● **Description of the task**: Output each entry verbatim and exclude every picture from it.

Items from a data source:
※

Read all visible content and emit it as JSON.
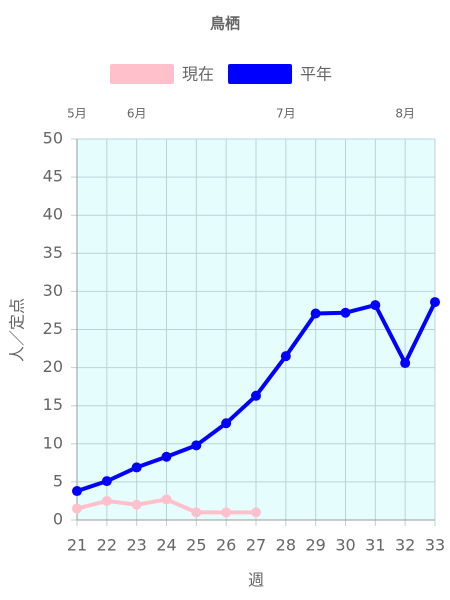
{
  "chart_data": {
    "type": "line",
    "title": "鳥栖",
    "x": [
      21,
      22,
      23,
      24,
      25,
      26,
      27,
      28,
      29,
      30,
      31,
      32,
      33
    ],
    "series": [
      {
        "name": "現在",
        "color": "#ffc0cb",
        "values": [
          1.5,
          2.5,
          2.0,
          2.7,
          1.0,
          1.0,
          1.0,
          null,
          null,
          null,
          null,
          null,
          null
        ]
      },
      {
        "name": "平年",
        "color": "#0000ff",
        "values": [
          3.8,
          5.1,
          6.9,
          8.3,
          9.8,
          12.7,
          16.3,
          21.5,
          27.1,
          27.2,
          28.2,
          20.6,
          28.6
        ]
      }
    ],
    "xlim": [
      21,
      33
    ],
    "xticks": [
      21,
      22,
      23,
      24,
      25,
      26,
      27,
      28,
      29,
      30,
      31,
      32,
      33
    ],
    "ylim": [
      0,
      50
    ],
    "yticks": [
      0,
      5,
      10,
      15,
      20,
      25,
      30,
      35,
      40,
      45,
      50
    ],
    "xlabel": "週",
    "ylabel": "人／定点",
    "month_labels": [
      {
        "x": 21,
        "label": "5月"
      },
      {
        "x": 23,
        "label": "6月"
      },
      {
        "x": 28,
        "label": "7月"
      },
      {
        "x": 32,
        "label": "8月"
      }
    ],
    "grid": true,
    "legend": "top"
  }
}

※

● **Complete output**:
Read all visible content and emit it as JSON.
{
  "chart_data": {
    "type": "line",
    "title": "鳥栖",
    "x": [
      21,
      22,
      23,
      24,
      25,
      26,
      27,
      28,
      29,
      30,
      31,
      32,
      33
    ],
    "series": [
      {
        "name": "現在",
        "color": "#ffc0cb",
        "values": [
          1.5,
          2.5,
          2.0,
          2.7,
          1.0,
          1.0,
          1.0,
          null,
          null,
          null,
          null,
          null,
          null
        ]
      },
      {
        "name": "平年",
        "color": "#0000ff",
        "values": [
          3.8,
          5.1,
          6.9,
          8.3,
          9.8,
          12.7,
          16.3,
          21.5,
          27.1,
          27.2,
          28.2,
          20.6,
          28.6
        ]
      }
    ],
    "xlim": [
      21,
      33
    ],
    "xticks": [
      21,
      22,
      23,
      24,
      25,
      26,
      27,
      28,
      29,
      30,
      31,
      32,
      33
    ],
    "ylim": [
      0,
      50
    ],
    "yticks": [
      0,
      5,
      10,
      15,
      20,
      25,
      30,
      35,
      40,
      45,
      50
    ],
    "xlabel": "週",
    "ylabel": "人／定点",
    "month_labels": [
      {
        "x": 21,
        "label": "5月"
      },
      {
        "x": 23,
        "label": "6月"
      },
      {
        "x": 28,
        "label": "7月"
      },
      {
        "x": 32,
        "label": "8月"
      }
    ],
    "grid": true,
    "legend": "top"
  }
}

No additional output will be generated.